**Dataset rows:**

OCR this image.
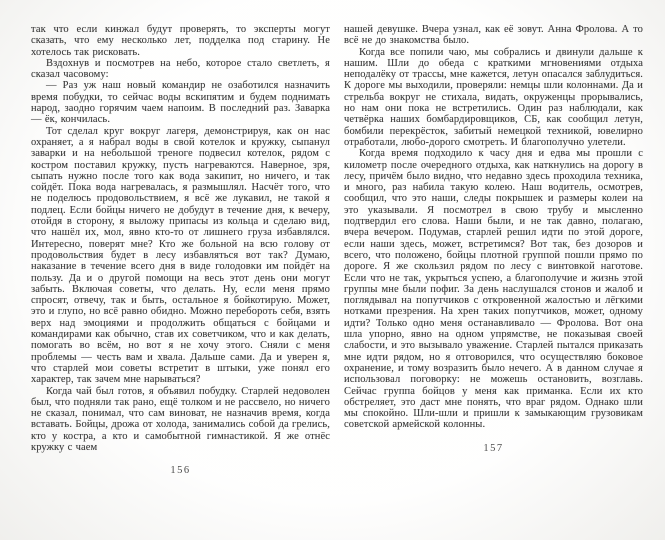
так что если кинжал будут проверять, то эксперты могут сказать, что ему несколько лет, подделка под старину. Не хотелось так рисковать.

Вздохнув и посмотрев на небо, которое стало светлеть, я сказал часовому:

— Раз уж наш новый командир не озаботился назначить время побудки, то сейчас воды вскипятим и будем поднимать народ, заодно горячим чаем напоим. В последний раз. Заварка — ёк, кончилась.

Тот сделал круг вокруг лагеря, демонстрируя, как он нас охраняет, а я набрал воды в свой котелок и кружку, сыпанул заварки и на небольшой треноге подвесил котелок, рядом с костром поставил кружку, пусть нагреваются. Наверное, зря, сыпать нужно после того как вода закипит, но ничего, и так сойдёт. Пока вода нагревалась, я размышлял. Насчёт того, что не поделюсь продовольствием, я всё же лукавил, не такой я подлец. Если бойцы ничего не добудут в течение дня, к вечеру, отойдя в сторону, я выложу припасы из кольца и сделаю вид, что нашёл их, мол, явно кто-то от лишнего груза избавлялся. Интересно, поверят мне? Кто же больной на всю голову от продовольствия будет в лесу избавляться вот так? Думаю, наказание в течение всего дня в виде голодовки им пойдёт на пользу. Да и о другой помощи на весь этот день они могут забыть. Включая советы, что делать. Ну, если меня прямо спросят, отвечу, так и быть, остальное я бойкотирую. Может, это и глупо, но всё равно обидно. Можно перебороть себя, взять верх над эмоциями и продолжить общаться с бойцами и командирами как обычно, став их советчиком, что и как делать, помогать во всём, но вот я не хочу этого. Сняли с меня проблемы — честь вам и хвала. Дальше сами. Да и уверен я, что старлей мои советы встретит в штыки, уже понял его характер, так зачем мне нарываться?

Когда чай был готов, я объявил побудку. Старлей недоволен был, что подняли так рано, ещё толком и не рассвело, но ничего не сказал, понимал, что сам виноват, не назначив время, когда вставать. Бойцы, дрожа от холода, занимались собой да грелись, кто у костра, а кто и самобытной гимнастикой. Я же отнёс кружку с чаем

156

нашей девушке. Вчера узнал, как её зовут. Анна Фролова. А то всё не до знакомства было.

Когда все попили чаю, мы собрались и двинули дальше к нашим. Шли до обеда с краткими мгновениями отдыха неподалёку от трассы, мне кажется, летун опасался заблудиться. К дороге мы выходили, проверяли: немцы шли колоннами. Да и стрельба вокруг не стихала, видать, окруженцы прорывались, но нам они пока не встретились. Один раз наблюдали, как четвёрка наших бомбардировщиков, СБ, как сообщил летун, бомбили перекрёсток, забитый немецкой техникой, ювелирно отработали, любо-дорого смотреть. И благополучно улетели.

Когда время подходило к часу дня и едва мы прошли с километр после очередного отдыха, как наткнулись на дорогу в лесу, причём было видно, что недавно здесь проходила техника, и много, раз набила такую колею. Наш водитель, осмотрев, сообщил, что это наши, следы покрышек и размеры колеи на это указывали. Я посмотрел в свою трубу и мысленно подтвердил его слова. Наши были, и не так давно, полагаю, вчера вечером. Подумав, старлей решил идти по этой дороге, если наши здесь, может, встретимся? Вот так, без дозоров и всего, что положено, бойцы плотной группой пошли прямо по дороге. Я же скользил рядом по лесу с винтовкой наготове. Если что не так, укрыться успею, а благополучие и жизнь этой группы мне были пофиг. За день наслушался стонов и жалоб и поглядывал на попутчиков с откровенной жалостью и лёгкими нотками презрения. На хрен таких попутчиков, может, одному идти? Только одно меня останавливало — Фролова. Вот она шла упорно, явно на одном упрямстве, не показывая своей слабости, и это вызывало уважение. Старлей пытался приказать мне идти рядом, но я отговорился, что осуществляю боковое охранение, и тому возразить было нечего. А в данном случае я использовал поговорку: не можешь остановить, возглавь. Сейчас группа бойцов у меня как приманка. Если их кто обстреляет, это даст мне понять, что враг рядом. Однако шли мы спокойно. Шли-шли и пришли к замыкающим грузовикам советской армейской колонны.

157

**Short task:**
Give back the whole listing as it stands, minus its pictures.

**Response to this exercise:**
OCR this image.
так что если кинжал будут проверять, то эксперты могут сказать, что ему несколько лет, подделка под старину. Не хотелось так рисковать.

Вздохнув и посмотрев на небо, которое стало светлеть, я сказал часовому:

— Раз уж наш новый командир не озаботился назначить время побудки, то сейчас воды вскипятим и будем поднимать народ, заодно горячим чаем напоим. В последний раз. Заварка — ёк, кончилась.

Тот сделал круг вокруг лагеря, демонстрируя, как он нас охраняет, а я набрал воды в свой котелок и кружку, сыпанул заварки и на небольшой треноге подвесил котелок, рядом с костром поставил кружку, пусть нагреваются. Наверное, зря, сыпать нужно после того как вода закипит, но ничего, и так сойдёт. Пока вода нагревалась, я размышлял. Насчёт того, что не поделюсь продовольствием, я всё же лукавил, не такой я подлец. Если бойцы ничего не добудут в течение дня, к вечеру, отойдя в сторону, я выложу припасы из кольца и сделаю вид, что нашёл их, мол, явно кто-то от лишнего груза избавлялся. Интересно, поверят мне? Кто же больной на всю голову от продовольствия будет в лесу избавляться вот так? Думаю, наказание в течение всего дня в виде голодовки им пойдёт на пользу. Да и о другой помощи на весь этот день они могут забыть. Включая советы, что делать. Ну, если меня прямо спросят, отвечу, так и быть, остальное я бойкотирую. Может, это и глупо, но всё равно обидно. Можно перебороть себя, взять верх над эмоциями и продолжить общаться с бойцами и командирами как обычно, став их советчиком, что и как делать, помогать во всём, но вот я не хочу этого. Сняли с меня проблемы — честь вам и хвала. Дальше сами. Да и уверен я, что старлей мои советы встретит в штыки, уже понял его характер, так зачем мне нарываться?

Когда чай был готов, я объявил побудку. Старлей недоволен был, что подняли так рано, ещё толком и не рассвело, но ничего не сказал, понимал, что сам виноват, не назначив время, когда вставать. Бойцы, дрожа от холода, занимались собой да грелись, кто у костра, а кто и самобытной гимнастикой. Я же отнёс кружку с чаем

156

нашей девушке. Вчера узнал, как её зовут. Анна Фролова. А то всё не до знакомства было.

Когда все попили чаю, мы собрались и двинули дальше к нашим. Шли до обеда с краткими мгновениями отдыха неподалёку от трассы, мне кажется, летун опасался заблудиться. К дороге мы выходили, проверяли: немцы шли колоннами. Да и стрельба вокруг не стихала, видать, окруженцы прорывались, но нам они пока не встретились. Один раз наблюдали, как четвёрка наших бомбардировщиков, СБ, как сообщил летун, бомбили перекрёсток, забитый немецкой техникой, ювелирно отработали, любо-дорого смотреть. И благополучно улетели.

Когда время подходило к часу дня и едва мы прошли с километр после очередного отдыха, как наткнулись на дорогу в лесу, причём было видно, что недавно здесь проходила техника, и много, раз набила такую колею. Наш водитель, осмотрев, сообщил, что это наши, следы покрышек и размеры колеи на это указывали. Я посмотрел в свою трубу и мысленно подтвердил его слова. Наши были, и не так давно, полагаю, вчера вечером. Подумав, старлей решил идти по этой дороге, если наши здесь, может, встретимся? Вот так, без дозоров и всего, что положено, бойцы плотной группой пошли прямо по дороге. Я же скользил рядом по лесу с винтовкой наготове. Если что не так, укрыться успею, а благополучие и жизнь этой группы мне были пофиг. За день наслушался стонов и жалоб и поглядывал на попутчиков с откровенной жалостью и лёгкими нотками презрения. На хрен таких попутчиков, может, одному идти? Только одно меня останавливало — Фролова. Вот она шла упорно, явно на одном упрямстве, не показывая своей слабости, и это вызывало уважение. Старлей пытался приказать мне идти рядом, но я отговорился, что осуществляю боковое охранение, и тому возразить было нечего. А в данном случае я использовал поговорку: не можешь остановить, возглавь. Сейчас группа бойцов у меня как приманка. Если их кто обстреляет, это даст мне понять, что враг рядом. Однако шли мы спокойно. Шли-шли и пришли к замыкающим грузовикам советской армейской колонны.

157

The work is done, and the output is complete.